* Opdrachten
1. Welke prijs had Feyenoord volgens het artikel over Feyenoord-supporterschap twee dagen vóór die dinsdagochtend gewonnen?
2. Waarom ging de ik-verteller in het artikel over Feyenoord-supporterschap normaal niet in een Feyenoord-shirt naar een werkgroep?

* Getoonde tekst
Achtergrond
Eenling in Het Legioen
Zondag wordt Feyenoord landskampioen, hoopt Mark Lievisse Adriaanse. Hij beschrijft de pijn van het Feyenoorder zijn, maar merkte ook dat zijn studie filosofie hem een andere supporter maakte. ‘Waarom juich ik als arme student voor elf miljonairs?’
donderdag 11 mei 2017
Ontredderde supporters, afgelopen zondag na de 3-0 nederlaag tegen Excelsior. 'Wij leven al jaren op hoop, niet op succes.' © Hollandse Hoogte

Het was een druilerige dinsdagochtend, vorig jaar april, toen ik de Reuvensplaats, dat vermaledijde gedrocht waarin filosofie huist, binnenwandelde in een Feyenoord-shirt. Twee dagen eerder had de club, míjn club, de KNVB-beker gewonnen, de eerste hoofdprijs sinds 2008.

Studiegenoten gniffelden toen ik iets voor half twaalf – het Leids kwartiertje werd vaak een half uur – voor het spreekgestoelte ging staan en losbarstte met een betoog over Kony2012, de online campagne om de Oegandese oorlogsmisdadiger Joseph Kony op te sporen.

Aan de hand van postkoloniale theorie en ‘epistemologisch geweld’ – een uit Foucault voortgekomen concept dat de vernietiging van niet-Westerse vormen van taal, kennis en macht beschrijft – oreerde ik anderhalf uur tegen de beweging.

Die dag was een uitzondering.

Niet dat ik mijn supporterschap in de vier jaar die ik in Leiden studeerde verhulde, zeker niet. Tijdens mijn bachelor politicologie kon ik uren over voetbal praten met Hans Oversloot, bij wie ik een fantastisch vak over Russische politiek volgde. Als ik hem tegenkwam in de supermarkt, hadden we het niet over Poetin, maar over Feyenoord.

Lotgenoten

Met studiegenoten had ik lange discussies over het kapitalisme en voetbaltactiek. Bij mijn master filosofie was voetbal een prima ijsbreker bij internationale studenten. Eén van mijn beste vrienden leerde ik kennen toen ik hem aansprak op het voetbalbroekje dat hij droeg. We bleken lotgenoten: supporters die al jaren leven op hoop, niet op succes.

Maar in een Feyenoord-shirt naar een werkgroep? Dat ging ook mij te ver. De universiteit heeft mores en een impliciet kledingvoorschrift. Je gaat ook niet in Feyenoord-shirt naar de kerk – tenzij die kerk De Kuip heet en je religie Feyenoord.

* Gegevensset
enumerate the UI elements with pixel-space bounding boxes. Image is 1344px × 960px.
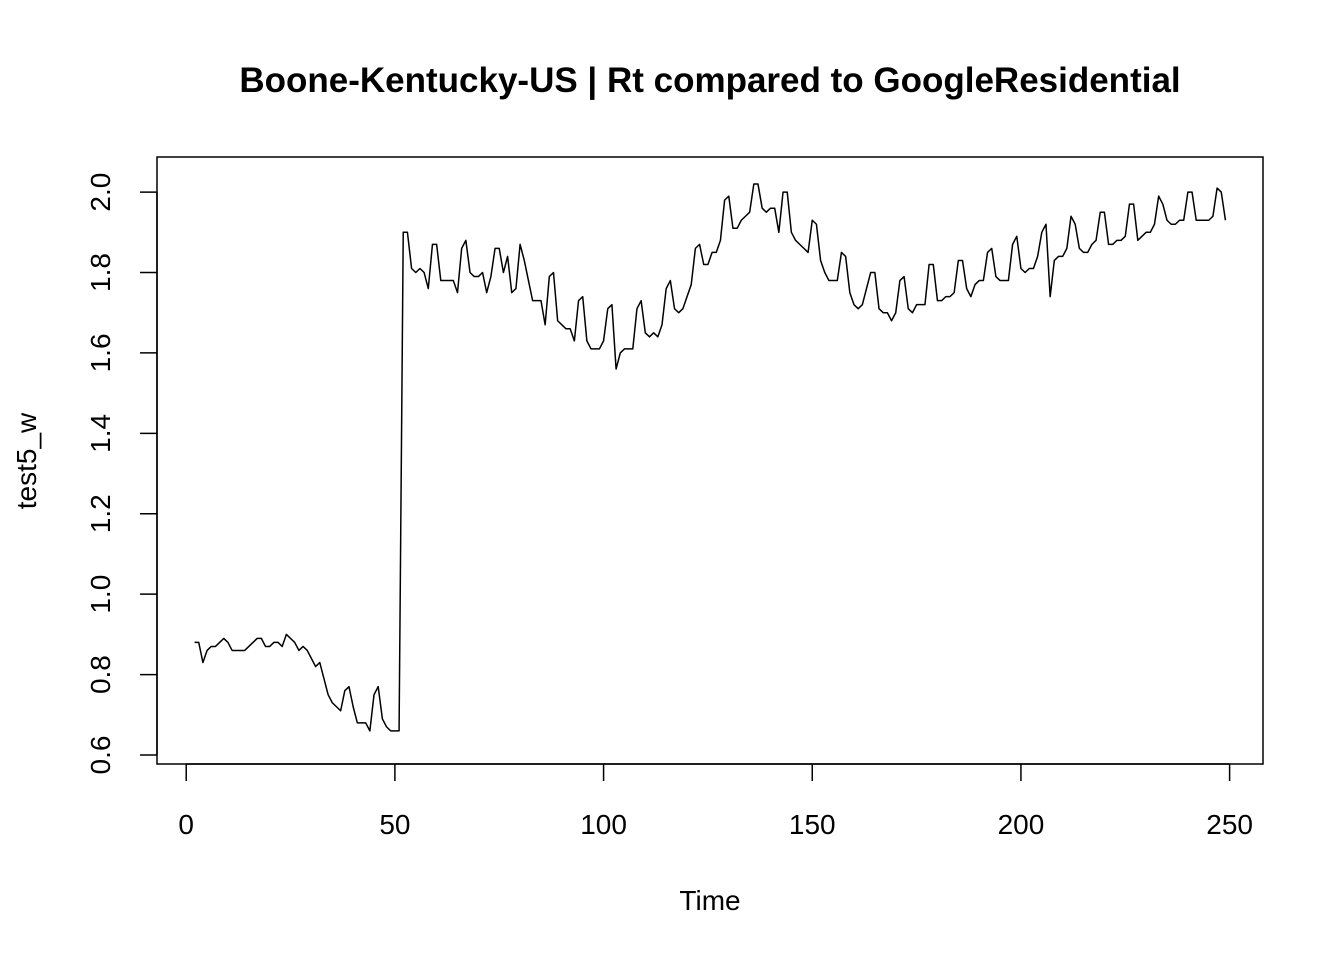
--
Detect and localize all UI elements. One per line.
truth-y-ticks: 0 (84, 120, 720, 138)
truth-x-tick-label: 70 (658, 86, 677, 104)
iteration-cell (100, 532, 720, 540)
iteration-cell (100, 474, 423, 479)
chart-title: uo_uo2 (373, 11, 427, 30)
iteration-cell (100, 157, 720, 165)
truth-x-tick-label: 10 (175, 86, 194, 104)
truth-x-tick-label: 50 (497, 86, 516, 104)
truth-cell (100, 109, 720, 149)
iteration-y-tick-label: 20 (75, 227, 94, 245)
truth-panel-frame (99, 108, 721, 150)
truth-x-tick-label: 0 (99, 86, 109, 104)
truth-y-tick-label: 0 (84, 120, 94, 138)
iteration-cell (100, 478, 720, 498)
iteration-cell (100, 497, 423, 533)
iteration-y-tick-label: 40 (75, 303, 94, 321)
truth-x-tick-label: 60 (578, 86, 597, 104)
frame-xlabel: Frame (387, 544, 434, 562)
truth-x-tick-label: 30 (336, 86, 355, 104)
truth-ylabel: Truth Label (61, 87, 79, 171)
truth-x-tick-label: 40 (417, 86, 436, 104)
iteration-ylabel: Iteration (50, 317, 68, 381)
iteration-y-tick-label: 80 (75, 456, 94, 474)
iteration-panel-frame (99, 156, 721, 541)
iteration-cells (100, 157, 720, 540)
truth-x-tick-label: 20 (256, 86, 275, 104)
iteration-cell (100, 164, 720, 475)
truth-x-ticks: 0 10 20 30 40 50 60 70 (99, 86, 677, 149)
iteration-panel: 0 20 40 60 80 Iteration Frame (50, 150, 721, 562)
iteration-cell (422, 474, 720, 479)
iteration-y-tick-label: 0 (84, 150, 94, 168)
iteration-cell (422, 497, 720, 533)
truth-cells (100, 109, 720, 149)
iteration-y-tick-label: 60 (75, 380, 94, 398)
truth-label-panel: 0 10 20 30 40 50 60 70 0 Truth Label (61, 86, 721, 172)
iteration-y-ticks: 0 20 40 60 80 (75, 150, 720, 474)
...
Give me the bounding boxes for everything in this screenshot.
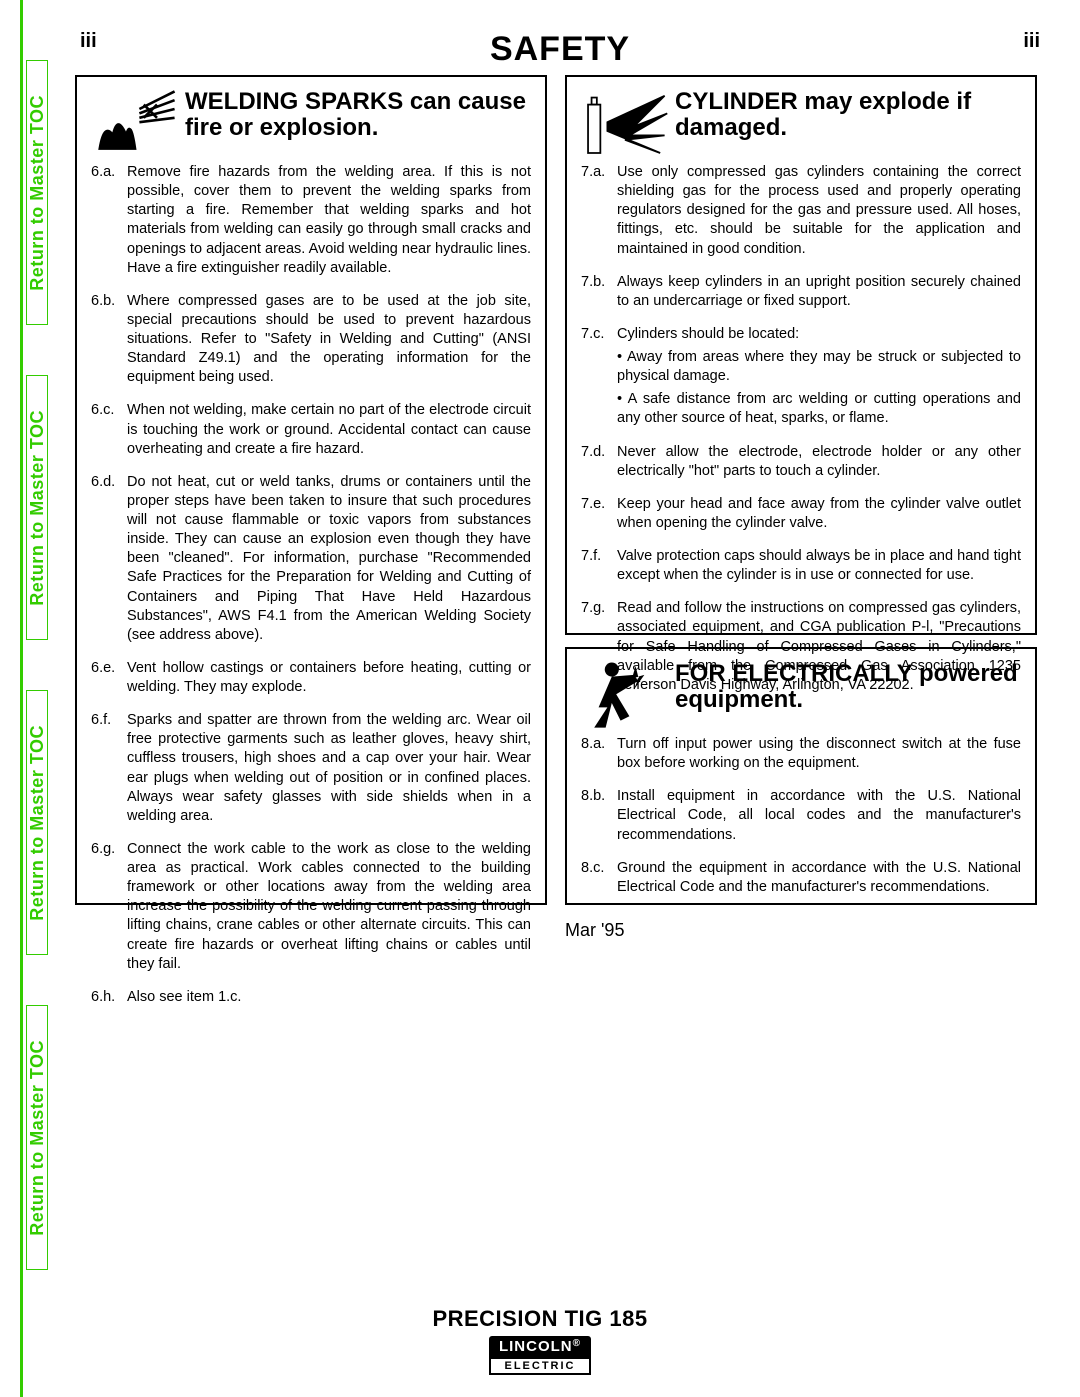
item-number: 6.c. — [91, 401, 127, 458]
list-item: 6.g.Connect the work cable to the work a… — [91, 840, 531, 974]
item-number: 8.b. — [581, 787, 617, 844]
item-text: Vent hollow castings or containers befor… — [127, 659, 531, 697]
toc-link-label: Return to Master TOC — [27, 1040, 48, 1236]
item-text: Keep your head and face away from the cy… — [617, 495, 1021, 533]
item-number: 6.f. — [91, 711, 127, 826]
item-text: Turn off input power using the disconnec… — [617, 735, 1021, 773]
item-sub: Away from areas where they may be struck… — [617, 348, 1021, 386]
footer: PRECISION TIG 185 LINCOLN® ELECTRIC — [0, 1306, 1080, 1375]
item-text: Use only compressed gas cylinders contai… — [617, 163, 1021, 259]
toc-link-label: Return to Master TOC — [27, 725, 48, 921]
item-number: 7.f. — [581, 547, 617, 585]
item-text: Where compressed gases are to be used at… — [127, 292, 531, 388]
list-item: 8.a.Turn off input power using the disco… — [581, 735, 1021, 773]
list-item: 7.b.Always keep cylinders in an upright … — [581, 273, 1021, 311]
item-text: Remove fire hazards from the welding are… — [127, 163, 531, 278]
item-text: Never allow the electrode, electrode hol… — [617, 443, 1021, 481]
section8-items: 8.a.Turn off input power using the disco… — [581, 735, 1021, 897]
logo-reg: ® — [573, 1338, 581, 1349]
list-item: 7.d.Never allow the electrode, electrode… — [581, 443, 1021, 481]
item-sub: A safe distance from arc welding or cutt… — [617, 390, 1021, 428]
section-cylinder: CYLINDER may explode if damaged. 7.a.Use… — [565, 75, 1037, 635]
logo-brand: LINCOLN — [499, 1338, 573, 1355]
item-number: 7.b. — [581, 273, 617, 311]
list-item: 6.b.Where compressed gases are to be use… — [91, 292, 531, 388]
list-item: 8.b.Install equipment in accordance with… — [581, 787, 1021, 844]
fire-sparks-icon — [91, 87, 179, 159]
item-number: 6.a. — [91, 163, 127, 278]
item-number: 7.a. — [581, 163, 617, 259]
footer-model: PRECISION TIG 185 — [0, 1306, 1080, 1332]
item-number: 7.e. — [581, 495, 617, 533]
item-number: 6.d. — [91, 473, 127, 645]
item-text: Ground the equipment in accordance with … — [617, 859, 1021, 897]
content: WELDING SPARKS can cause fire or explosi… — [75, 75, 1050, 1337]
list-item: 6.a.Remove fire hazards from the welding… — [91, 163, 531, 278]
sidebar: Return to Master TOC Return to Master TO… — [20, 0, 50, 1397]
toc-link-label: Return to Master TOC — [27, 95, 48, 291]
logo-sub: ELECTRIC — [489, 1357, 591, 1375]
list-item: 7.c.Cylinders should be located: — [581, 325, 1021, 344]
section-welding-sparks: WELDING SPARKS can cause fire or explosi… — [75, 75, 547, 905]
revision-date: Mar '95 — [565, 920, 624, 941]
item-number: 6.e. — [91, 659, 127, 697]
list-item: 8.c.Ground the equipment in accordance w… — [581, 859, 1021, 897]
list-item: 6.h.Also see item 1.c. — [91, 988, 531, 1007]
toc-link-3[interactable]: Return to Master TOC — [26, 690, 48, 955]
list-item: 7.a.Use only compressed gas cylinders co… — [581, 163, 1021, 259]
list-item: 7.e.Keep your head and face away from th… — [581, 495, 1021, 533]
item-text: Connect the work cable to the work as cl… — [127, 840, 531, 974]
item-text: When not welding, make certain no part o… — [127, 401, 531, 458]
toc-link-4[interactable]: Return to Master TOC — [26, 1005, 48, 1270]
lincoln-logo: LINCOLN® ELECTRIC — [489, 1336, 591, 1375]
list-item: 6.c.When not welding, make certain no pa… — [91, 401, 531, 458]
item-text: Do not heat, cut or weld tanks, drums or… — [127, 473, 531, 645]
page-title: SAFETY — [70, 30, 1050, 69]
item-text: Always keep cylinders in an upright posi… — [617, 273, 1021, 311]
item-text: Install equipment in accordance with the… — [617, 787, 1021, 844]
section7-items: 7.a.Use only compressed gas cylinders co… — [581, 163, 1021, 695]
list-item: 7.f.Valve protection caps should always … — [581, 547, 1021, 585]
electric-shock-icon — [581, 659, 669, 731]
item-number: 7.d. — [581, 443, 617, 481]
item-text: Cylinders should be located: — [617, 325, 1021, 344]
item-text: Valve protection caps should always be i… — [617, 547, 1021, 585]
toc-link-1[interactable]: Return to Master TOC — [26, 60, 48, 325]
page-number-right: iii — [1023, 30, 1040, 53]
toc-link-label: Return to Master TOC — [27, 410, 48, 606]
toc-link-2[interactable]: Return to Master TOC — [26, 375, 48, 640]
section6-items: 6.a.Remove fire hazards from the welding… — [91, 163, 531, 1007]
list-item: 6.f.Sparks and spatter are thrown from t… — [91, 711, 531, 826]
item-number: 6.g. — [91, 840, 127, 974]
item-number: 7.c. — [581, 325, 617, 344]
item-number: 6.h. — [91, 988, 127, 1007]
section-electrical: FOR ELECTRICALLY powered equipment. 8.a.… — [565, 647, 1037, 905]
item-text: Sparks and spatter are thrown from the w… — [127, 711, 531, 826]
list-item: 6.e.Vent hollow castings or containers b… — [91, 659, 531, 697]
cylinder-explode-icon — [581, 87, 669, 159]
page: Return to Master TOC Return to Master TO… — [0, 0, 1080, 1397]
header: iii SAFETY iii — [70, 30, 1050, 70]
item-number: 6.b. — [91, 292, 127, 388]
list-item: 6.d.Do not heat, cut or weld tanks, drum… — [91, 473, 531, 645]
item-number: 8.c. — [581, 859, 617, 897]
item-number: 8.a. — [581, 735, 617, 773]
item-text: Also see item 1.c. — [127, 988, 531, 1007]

* Resultaten
1. De KNVB-beker, de eerste hoofdprijs sinds 2008.

2. Dat ging de ik-verteller te ver, omdat de universiteit mores en een impliciet kledingvoorschrift heeft. Zoals je ook niet in een Feyenoord-shirt naar de kerk gaat, tenzij die kerk De Kuip heet en je religie Feyenoord is.